Task directions = Reproduce every line of the records below verbatim, keeping each character, bracket, and line break unchanged.

Listings of element locations =
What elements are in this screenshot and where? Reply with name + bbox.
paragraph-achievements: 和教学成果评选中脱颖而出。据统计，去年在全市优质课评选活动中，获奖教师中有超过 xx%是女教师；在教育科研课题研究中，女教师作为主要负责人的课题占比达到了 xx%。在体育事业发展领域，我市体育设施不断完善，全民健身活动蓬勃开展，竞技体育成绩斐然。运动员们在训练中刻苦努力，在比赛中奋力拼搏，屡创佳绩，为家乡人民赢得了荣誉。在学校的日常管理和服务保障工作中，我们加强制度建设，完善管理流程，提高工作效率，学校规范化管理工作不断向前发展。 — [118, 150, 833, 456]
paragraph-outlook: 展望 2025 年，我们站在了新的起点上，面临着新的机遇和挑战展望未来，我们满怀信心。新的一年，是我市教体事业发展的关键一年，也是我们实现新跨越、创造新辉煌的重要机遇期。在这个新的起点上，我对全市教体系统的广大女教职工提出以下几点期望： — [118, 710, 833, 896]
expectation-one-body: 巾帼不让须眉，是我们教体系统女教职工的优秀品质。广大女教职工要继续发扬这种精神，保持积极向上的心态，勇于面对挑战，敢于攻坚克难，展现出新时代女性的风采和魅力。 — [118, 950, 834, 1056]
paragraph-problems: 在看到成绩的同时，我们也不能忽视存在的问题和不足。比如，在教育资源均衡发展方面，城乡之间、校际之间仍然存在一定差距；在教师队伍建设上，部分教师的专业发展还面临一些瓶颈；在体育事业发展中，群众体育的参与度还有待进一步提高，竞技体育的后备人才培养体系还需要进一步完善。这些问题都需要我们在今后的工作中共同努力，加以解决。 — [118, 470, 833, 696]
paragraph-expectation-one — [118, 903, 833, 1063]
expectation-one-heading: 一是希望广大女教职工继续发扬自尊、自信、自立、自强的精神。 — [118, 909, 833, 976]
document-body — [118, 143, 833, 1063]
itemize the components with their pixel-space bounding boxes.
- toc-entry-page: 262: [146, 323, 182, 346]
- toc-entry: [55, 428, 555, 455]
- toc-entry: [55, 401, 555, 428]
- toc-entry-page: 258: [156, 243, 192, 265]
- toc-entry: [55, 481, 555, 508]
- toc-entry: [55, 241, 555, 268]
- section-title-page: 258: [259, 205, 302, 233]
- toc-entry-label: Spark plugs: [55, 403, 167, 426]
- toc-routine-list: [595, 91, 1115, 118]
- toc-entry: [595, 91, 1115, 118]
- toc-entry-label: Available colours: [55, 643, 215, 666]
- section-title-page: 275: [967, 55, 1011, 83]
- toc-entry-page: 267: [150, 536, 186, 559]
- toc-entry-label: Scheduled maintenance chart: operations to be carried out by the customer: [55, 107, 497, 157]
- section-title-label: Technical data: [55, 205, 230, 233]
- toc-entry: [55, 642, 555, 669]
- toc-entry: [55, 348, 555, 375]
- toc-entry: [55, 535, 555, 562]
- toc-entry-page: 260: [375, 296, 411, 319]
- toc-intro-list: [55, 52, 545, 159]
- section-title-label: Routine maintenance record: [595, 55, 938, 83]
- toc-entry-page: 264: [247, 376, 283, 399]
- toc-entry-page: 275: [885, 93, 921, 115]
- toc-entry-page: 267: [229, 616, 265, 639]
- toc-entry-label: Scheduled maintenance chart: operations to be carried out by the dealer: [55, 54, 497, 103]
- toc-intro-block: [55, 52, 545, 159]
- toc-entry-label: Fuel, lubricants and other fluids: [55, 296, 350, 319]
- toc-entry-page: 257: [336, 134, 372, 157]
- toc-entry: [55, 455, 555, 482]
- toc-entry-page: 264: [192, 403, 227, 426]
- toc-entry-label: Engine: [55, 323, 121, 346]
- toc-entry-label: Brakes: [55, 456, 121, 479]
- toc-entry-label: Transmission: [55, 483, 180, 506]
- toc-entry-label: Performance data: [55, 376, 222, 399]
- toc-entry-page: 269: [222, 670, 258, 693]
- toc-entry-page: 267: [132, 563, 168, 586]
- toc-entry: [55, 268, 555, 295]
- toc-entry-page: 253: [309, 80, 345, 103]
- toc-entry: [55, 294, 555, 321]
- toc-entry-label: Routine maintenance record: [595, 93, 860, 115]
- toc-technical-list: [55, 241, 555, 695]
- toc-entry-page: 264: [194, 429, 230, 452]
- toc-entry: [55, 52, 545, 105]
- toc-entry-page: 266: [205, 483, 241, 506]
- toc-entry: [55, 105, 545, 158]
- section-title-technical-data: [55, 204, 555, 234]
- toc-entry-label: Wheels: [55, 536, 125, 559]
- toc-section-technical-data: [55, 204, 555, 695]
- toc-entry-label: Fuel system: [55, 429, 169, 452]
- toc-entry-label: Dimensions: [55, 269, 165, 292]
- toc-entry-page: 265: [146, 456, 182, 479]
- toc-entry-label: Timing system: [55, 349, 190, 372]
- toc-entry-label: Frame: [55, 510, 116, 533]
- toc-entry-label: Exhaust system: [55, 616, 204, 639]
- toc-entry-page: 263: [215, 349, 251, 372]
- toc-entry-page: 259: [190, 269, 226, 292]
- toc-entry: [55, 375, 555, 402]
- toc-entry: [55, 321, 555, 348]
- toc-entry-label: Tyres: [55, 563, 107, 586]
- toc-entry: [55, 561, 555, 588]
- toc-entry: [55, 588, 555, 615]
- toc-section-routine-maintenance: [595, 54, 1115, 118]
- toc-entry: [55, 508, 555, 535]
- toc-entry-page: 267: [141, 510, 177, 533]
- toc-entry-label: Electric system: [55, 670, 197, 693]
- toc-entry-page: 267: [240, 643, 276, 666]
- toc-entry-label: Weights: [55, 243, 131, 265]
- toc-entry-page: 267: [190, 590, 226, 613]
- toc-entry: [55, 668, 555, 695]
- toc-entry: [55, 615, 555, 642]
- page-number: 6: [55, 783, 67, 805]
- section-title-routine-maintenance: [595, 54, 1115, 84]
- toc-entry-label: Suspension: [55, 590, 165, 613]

Complete answer =
What elements are in this screenshot and where? Reply with name + bbox.
paragraph-achievements: 和教学成果评选中脱颖而出。据统计，去年在全市优质课评选活动中，获奖教师中有超过 xx%是女教师；在教育科研课题研究中，女教师作为主要负责人的课题占比达到了 xx%。在体育事业发展领域，我市体育设施不断完善，全民健身活动蓬勃开展，竞技体育成绩斐然。运动员们在训练中刻苦努力，在比赛中奋力拼搏，屡创佳绩，为家乡人民赢得了荣誉。在学校的日常管理和服务保障工作中，我们加强制度建设，完善管理流程，提高工作效率，学校规范化管理工作不断向前发展。 — [118, 150, 833, 456]
paragraph-outlook: 展望 2025 年，我们站在了新的起点上，面临着新的机遇和挑战展望未来，我们满怀信心。新的一年，是我市教体事业发展的关键一年，也是我们实现新跨越、创造新辉煌的重要机遇期。在这个新的起点上，我对全市教体系统的广大女教职工提出以下几点期望： — [118, 710, 833, 896]
expectation-one-body: 巾帼不让须眉，是我们教体系统女教职工的优秀品质。广大女教职工要继续发扬这种精神，保持积极向上的心态，勇于面对挑战，敢于攻坚克难，展现出新时代女性的风采和魅力。 — [118, 950, 834, 1056]
paragraph-problems: 在看到成绩的同时，我们也不能忽视存在的问题和不足。比如，在教育资源均衡发展方面，城乡之间、校际之间仍然存在一定差距；在教师队伍建设上，部分教师的专业发展还面临一些瓶颈；在体育事业发展中，群众体育的参与度还有待进一步提高，竞技体育的后备人才培养体系还需要进一步完善。这些问题都需要我们在今后的工作中共同努力，加以解决。 — [118, 470, 833, 696]
paragraph-expectation-one — [118, 903, 833, 1063]
expectation-one-heading: 一是希望广大女教职工继续发扬自尊、自信、自立、自强的精神。 — [118, 909, 833, 976]
document-body — [118, 143, 833, 1063]
itemize the components with their pixel-space bounding boxes.
- toc-entry-page: 262: [146, 323, 182, 346]
- toc-entry: [55, 428, 555, 455]
- toc-entry: [55, 401, 555, 428]
- toc-entry-page: 258: [156, 243, 192, 265]
- toc-entry: [55, 481, 555, 508]
- toc-entry: [55, 241, 555, 268]
- section-title-page: 258: [259, 205, 302, 233]
- toc-entry-label: Spark plugs: [55, 403, 167, 426]
- toc-routine-list: [595, 91, 1115, 118]
- toc-entry: [595, 91, 1115, 118]
- toc-entry-label: Available colours: [55, 643, 215, 666]
- section-title-page: 275: [967, 55, 1011, 83]
- toc-entry-page: 267: [150, 536, 186, 559]
- toc-entry-label: Scheduled maintenance chart: operations to be carried out by the customer: [55, 107, 497, 157]
- section-title-label: Technical data: [55, 205, 230, 233]
- toc-entry: [55, 642, 555, 669]
- toc-entry: [55, 348, 555, 375]
- toc-entry: [55, 535, 555, 562]
- toc-entry-page: 260: [375, 296, 411, 319]
- toc-intro-list: [55, 52, 545, 159]
- section-title-label: Routine maintenance record: [595, 55, 938, 83]
- toc-entry-page: 264: [247, 376, 283, 399]
- toc-entry-page: 275: [885, 93, 921, 115]
- toc-entry-page: 267: [229, 616, 265, 639]
- toc-entry-label: Scheduled maintenance chart: operations to be carried out by the dealer: [55, 54, 497, 103]
- toc-intro-block: [55, 52, 545, 159]
- toc-entry-label: Fuel, lubricants and other fluids: [55, 296, 350, 319]
- toc-entry-page: 257: [336, 134, 372, 157]
- toc-entry: [55, 455, 555, 482]
- toc-entry-page: 264: [192, 403, 227, 426]
- toc-entry-label: Engine: [55, 323, 121, 346]
- toc-entry-label: Brakes: [55, 456, 121, 479]
- toc-entry-label: Transmission: [55, 483, 180, 506]
- toc-entry-label: Performance data: [55, 376, 222, 399]
- toc-entry-page: 269: [222, 670, 258, 693]
- toc-entry-page: 267: [132, 563, 168, 586]
- toc-entry: [55, 268, 555, 295]
- toc-entry-page: 253: [309, 80, 345, 103]
- toc-entry: [55, 294, 555, 321]
- toc-entry-label: Routine maintenance record: [595, 93, 860, 115]
- toc-technical-list: [55, 241, 555, 695]
- toc-entry-page: 264: [194, 429, 230, 452]
- toc-entry: [55, 52, 545, 105]
- toc-entry-page: 266: [205, 483, 241, 506]
- toc-entry: [55, 105, 545, 158]
- section-title-technical-data: [55, 204, 555, 234]
- toc-entry-label: Wheels: [55, 536, 125, 559]
- toc-section-technical-data: [55, 204, 555, 695]
- toc-entry-label: Fuel system: [55, 429, 169, 452]
- toc-entry-label: Dimensions: [55, 269, 165, 292]
- toc-entry-page: 265: [146, 456, 182, 479]
- toc-entry-label: Timing system: [55, 349, 190, 372]
- toc-entry-label: Frame: [55, 510, 116, 533]
- toc-entry-label: Exhaust system: [55, 616, 204, 639]
- toc-entry-page: 263: [215, 349, 251, 372]
- toc-entry-page: 259: [190, 269, 226, 292]
- toc-entry: [55, 375, 555, 402]
- toc-entry: [55, 321, 555, 348]
- toc-entry-label: Tyres: [55, 563, 107, 586]
- toc-entry: [55, 561, 555, 588]
- toc-entry: [55, 588, 555, 615]
- toc-section-routine-maintenance: [595, 54, 1115, 118]
- toc-entry: [55, 508, 555, 535]
- toc-entry-page: 267: [141, 510, 177, 533]
- toc-entry-label: Electric system: [55, 670, 197, 693]
- toc-entry-page: 267: [240, 643, 276, 666]
- toc-entry-label: Weights: [55, 243, 131, 265]
- toc-entry-page: 267: [190, 590, 226, 613]
- toc-entry: [55, 668, 555, 695]
- toc-entry: [55, 615, 555, 642]
- page-number: 6: [55, 783, 67, 805]
- section-title-routine-maintenance: [595, 54, 1115, 84]
- toc-entry-label: Suspension: [55, 590, 165, 613]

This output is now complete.